--- START OF Data extract ---
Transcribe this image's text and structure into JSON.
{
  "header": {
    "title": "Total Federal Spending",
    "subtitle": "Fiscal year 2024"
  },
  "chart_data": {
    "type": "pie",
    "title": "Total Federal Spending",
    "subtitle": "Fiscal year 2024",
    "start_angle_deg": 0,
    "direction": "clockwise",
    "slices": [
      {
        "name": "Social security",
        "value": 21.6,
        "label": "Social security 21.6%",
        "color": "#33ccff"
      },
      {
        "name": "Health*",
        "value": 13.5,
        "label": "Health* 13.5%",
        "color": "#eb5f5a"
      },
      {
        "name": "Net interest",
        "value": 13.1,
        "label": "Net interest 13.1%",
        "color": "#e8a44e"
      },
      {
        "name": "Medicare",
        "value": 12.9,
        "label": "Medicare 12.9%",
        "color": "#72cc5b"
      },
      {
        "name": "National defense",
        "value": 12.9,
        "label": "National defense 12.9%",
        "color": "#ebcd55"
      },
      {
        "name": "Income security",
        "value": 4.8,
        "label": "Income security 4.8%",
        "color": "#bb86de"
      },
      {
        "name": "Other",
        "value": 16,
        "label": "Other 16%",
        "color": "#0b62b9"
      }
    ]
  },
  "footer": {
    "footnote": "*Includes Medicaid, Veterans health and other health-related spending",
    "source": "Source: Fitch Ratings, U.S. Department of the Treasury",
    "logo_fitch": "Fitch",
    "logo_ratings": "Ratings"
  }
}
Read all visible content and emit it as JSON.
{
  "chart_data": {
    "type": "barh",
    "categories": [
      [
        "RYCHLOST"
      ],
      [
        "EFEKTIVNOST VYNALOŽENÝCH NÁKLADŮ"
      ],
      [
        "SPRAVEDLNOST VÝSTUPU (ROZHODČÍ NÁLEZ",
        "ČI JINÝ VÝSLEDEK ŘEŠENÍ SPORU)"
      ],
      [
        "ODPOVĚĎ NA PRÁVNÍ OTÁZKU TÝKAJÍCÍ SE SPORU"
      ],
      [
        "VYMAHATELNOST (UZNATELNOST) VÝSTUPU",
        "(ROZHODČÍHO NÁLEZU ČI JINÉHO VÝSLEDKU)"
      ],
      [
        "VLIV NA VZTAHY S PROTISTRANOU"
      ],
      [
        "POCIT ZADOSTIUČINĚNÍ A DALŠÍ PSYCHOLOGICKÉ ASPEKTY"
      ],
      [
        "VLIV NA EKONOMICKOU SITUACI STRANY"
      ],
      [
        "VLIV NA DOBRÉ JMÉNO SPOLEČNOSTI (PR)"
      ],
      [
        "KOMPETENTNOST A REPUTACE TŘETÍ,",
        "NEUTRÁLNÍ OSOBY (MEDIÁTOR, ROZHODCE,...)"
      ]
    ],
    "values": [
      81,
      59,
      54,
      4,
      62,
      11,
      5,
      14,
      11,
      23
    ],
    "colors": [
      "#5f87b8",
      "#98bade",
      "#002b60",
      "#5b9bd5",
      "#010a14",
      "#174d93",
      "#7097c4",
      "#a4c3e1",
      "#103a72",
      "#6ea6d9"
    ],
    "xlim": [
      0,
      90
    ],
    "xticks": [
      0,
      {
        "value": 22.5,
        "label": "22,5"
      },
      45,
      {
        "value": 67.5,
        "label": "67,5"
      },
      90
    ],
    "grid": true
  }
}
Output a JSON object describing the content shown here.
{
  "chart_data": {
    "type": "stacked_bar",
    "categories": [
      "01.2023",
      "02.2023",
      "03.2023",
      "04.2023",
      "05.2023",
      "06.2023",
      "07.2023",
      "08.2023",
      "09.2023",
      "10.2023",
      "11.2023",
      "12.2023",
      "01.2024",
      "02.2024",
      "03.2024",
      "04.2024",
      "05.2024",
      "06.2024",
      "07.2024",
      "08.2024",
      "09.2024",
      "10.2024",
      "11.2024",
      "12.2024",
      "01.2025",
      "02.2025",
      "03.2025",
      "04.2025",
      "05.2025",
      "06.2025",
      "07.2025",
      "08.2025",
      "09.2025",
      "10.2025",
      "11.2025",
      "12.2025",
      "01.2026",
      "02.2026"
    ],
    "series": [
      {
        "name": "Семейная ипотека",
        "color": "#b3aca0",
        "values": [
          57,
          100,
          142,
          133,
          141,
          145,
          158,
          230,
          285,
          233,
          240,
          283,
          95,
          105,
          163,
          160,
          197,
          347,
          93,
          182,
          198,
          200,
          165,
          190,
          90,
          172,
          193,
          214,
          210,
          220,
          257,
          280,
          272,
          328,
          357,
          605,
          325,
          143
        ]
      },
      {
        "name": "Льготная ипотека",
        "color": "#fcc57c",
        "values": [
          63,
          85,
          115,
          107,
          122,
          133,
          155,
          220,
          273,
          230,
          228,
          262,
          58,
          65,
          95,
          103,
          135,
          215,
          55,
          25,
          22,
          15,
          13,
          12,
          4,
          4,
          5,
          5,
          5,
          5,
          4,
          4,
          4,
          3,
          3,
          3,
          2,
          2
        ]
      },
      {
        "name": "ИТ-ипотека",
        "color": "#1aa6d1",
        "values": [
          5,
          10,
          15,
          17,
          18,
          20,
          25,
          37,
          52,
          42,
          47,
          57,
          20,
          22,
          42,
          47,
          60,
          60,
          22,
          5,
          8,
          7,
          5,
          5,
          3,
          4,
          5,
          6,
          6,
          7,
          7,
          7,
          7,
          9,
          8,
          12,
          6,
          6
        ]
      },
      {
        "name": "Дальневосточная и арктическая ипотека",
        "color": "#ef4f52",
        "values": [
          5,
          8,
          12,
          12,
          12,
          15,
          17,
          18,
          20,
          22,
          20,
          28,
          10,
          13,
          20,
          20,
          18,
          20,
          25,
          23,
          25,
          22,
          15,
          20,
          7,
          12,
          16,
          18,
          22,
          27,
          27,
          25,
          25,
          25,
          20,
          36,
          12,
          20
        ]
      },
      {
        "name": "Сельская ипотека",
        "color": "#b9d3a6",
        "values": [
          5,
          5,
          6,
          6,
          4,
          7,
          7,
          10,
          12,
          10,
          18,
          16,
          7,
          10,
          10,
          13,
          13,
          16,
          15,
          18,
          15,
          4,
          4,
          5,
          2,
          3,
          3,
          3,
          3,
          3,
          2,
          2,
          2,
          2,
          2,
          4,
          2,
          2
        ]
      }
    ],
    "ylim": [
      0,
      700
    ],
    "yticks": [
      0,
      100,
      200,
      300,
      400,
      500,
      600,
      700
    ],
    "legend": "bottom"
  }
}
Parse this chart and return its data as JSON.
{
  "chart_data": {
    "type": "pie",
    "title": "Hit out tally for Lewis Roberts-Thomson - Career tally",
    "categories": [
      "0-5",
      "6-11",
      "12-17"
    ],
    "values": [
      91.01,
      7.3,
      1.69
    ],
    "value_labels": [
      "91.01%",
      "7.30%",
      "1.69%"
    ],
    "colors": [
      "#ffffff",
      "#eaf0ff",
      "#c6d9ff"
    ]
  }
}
--- END OF Data extract ---
▶ What the task asks
Copy out all the entries shown above, character for character.

▶ The solution
Transcribe this image's text and structure into JSON.
{
  "header": {
    "title": "Total Federal Spending",
    "subtitle": "Fiscal year 2024"
  },
  "chart_data": {
    "type": "pie",
    "title": "Total Federal Spending",
    "subtitle": "Fiscal year 2024",
    "start_angle_deg": 0,
    "direction": "clockwise",
    "slices": [
      {
        "name": "Social security",
        "value": 21.6,
        "label": "Social security 21.6%",
        "color": "#33ccff"
      },
      {
        "name": "Health*",
        "value": 13.5,
        "label": "Health* 13.5%",
        "color": "#eb5f5a"
      },
      {
        "name": "Net interest",
        "value": 13.1,
        "label": "Net interest 13.1%",
        "color": "#e8a44e"
      },
      {
        "name": "Medicare",
        "value": 12.9,
        "label": "Medicare 12.9%",
        "color": "#72cc5b"
      },
      {
        "name": "National defense",
        "value": 12.9,
        "label": "National defense 12.9%",
        "color": "#ebcd55"
      },
      {
        "name": "Income security",
        "value": 4.8,
        "label": "Income security 4.8%",
        "color": "#bb86de"
      },
      {
        "name": "Other",
        "value": 16,
        "label": "Other 16%",
        "color": "#0b62b9"
      }
    ]
  },
  "footer": {
    "footnote": "*Includes Medicaid, Veterans health and other health-related spending",
    "source": "Source: Fitch Ratings, U.S. Department of the Treasury",
    "logo_fitch": "Fitch",
    "logo_ratings": "Ratings"
  }
}
Read all visible content and emit it as JSON.
{
  "chart_data": {
    "type": "barh",
    "categories": [
      [
        "RYCHLOST"
      ],
      [
        "EFEKTIVNOST VYNALOŽENÝCH NÁKLADŮ"
      ],
      [
        "SPRAVEDLNOST VÝSTUPU (ROZHODČÍ NÁLEZ",
        "ČI JINÝ VÝSLEDEK ŘEŠENÍ SPORU)"
      ],
      [
        "ODPOVĚĎ NA PRÁVNÍ OTÁZKU TÝKAJÍCÍ SE SPORU"
      ],
      [
        "VYMAHATELNOST (UZNATELNOST) VÝSTUPU",
        "(ROZHODČÍHO NÁLEZU ČI JINÉHO VÝSLEDKU)"
      ],
      [
        "VLIV NA VZTAHY S PROTISTRANOU"
      ],
      [
        "POCIT ZADOSTIUČINĚNÍ A DALŠÍ PSYCHOLOGICKÉ ASPEKTY"
      ],
      [
        "VLIV NA EKONOMICKOU SITUACI STRANY"
      ],
      [
        "VLIV NA DOBRÉ JMÉNO SPOLEČNOSTI (PR)"
      ],
      [
        "KOMPETENTNOST A REPUTACE TŘETÍ,",
        "NEUTRÁLNÍ OSOBY (MEDIÁTOR, ROZHODCE,...)"
      ]
    ],
    "values": [
      81,
      59,
      54,
      4,
      62,
      11,
      5,
      14,
      11,
      23
    ],
    "colors": [
      "#5f87b8",
      "#98bade",
      "#002b60",
      "#5b9bd5",
      "#010a14",
      "#174d93",
      "#7097c4",
      "#a4c3e1",
      "#103a72",
      "#6ea6d9"
    ],
    "xlim": [
      0,
      90
    ],
    "xticks": [
      0,
      {
        "value": 22.5,
        "label": "22,5"
      },
      45,
      {
        "value": 67.5,
        "label": "67,5"
      },
      90
    ],
    "grid": true
  }
}
Output a JSON object describing the content shown here.
{
  "chart_data": {
    "type": "stacked_bar",
    "categories": [
      "01.2023",
      "02.2023",
      "03.2023",
      "04.2023",
      "05.2023",
      "06.2023",
      "07.2023",
      "08.2023",
      "09.2023",
      "10.2023",
      "11.2023",
      "12.2023",
      "01.2024",
      "02.2024",
      "03.2024",
      "04.2024",
      "05.2024",
      "06.2024",
      "07.2024",
      "08.2024",
      "09.2024",
      "10.2024",
      "11.2024",
      "12.2024",
      "01.2025",
      "02.2025",
      "03.2025",
      "04.2025",
      "05.2025",
      "06.2025",
      "07.2025",
      "08.2025",
      "09.2025",
      "10.2025",
      "11.2025",
      "12.2025",
      "01.2026",
      "02.2026"
    ],
    "series": [
      {
        "name": "Семейная ипотека",
        "color": "#b3aca0",
        "values": [
          57,
          100,
          142,
          133,
          141,
          145,
          158,
          230,
          285,
          233,
          240,
          283,
          95,
          105,
          163,
          160,
          197,
          347,
          93,
          182,
          198,
          200,
          165,
          190,
          90,
          172,
          193,
          214,
          210,
          220,
          257,
          280,
          272,
          328,
          357,
          605,
          325,
          143
        ]
      },
      {
        "name": "Льготная ипотека",
        "color": "#fcc57c",
        "values": [
          63,
          85,
          115,
          107,
          122,
          133,
          155,
          220,
          273,
          230,
          228,
          262,
          58,
          65,
          95,
          103,
          135,
          215,
          55,
          25,
          22,
          15,
          13,
          12,
          4,
          4,
          5,
          5,
          5,
          5,
          4,
          4,
          4,
          3,
          3,
          3,
          2,
          2
        ]
      },
      {
        "name": "ИТ-ипотека",
        "color": "#1aa6d1",
        "values": [
          5,
          10,
          15,
          17,
          18,
          20,
          25,
          37,
          52,
          42,
          47,
          57,
          20,
          22,
          42,
          47,
          60,
          60,
          22,
          5,
          8,
          7,
          5,
          5,
          3,
          4,
          5,
          6,
          6,
          7,
          7,
          7,
          7,
          9,
          8,
          12,
          6,
          6
        ]
      },
      {
        "name": "Дальневосточная и арктическая ипотека",
        "color": "#ef4f52",
        "values": [
          5,
          8,
          12,
          12,
          12,
          15,
          17,
          18,
          20,
          22,
          20,
          28,
          10,
          13,
          20,
          20,
          18,
          20,
          25,
          23,
          25,
          22,
          15,
          20,
          7,
          12,
          16,
          18,
          22,
          27,
          27,
          25,
          25,
          25,
          20,
          36,
          12,
          20
        ]
      },
      {
        "name": "Сельская ипотека",
        "color": "#b9d3a6",
        "values": [
          5,
          5,
          6,
          6,
          4,
          7,
          7,
          10,
          12,
          10,
          18,
          16,
          7,
          10,
          10,
          13,
          13,
          16,
          15,
          18,
          15,
          4,
          4,
          5,
          2,
          3,
          3,
          3,
          3,
          3,
          2,
          2,
          2,
          2,
          2,
          4,
          2,
          2
        ]
      }
    ],
    "ylim": [
      0,
      700
    ],
    "yticks": [
      0,
      100,
      200,
      300,
      400,
      500,
      600,
      700
    ],
    "legend": "bottom"
  }
}
Parse this chart and return its data as JSON.
{
  "chart_data": {
    "type": "pie",
    "title": "Hit out tally for Lewis Roberts-Thomson - Career tally",
    "categories": [
      "0-5",
      "6-11",
      "12-17"
    ],
    "values": [
      91.01,
      7.3,
      1.69
    ],
    "value_labels": [
      "91.01%",
      "7.30%",
      "1.69%"
    ],
    "colors": [
      "#ffffff",
      "#eaf0ff",
      "#c6d9ff"
    ]
  }
}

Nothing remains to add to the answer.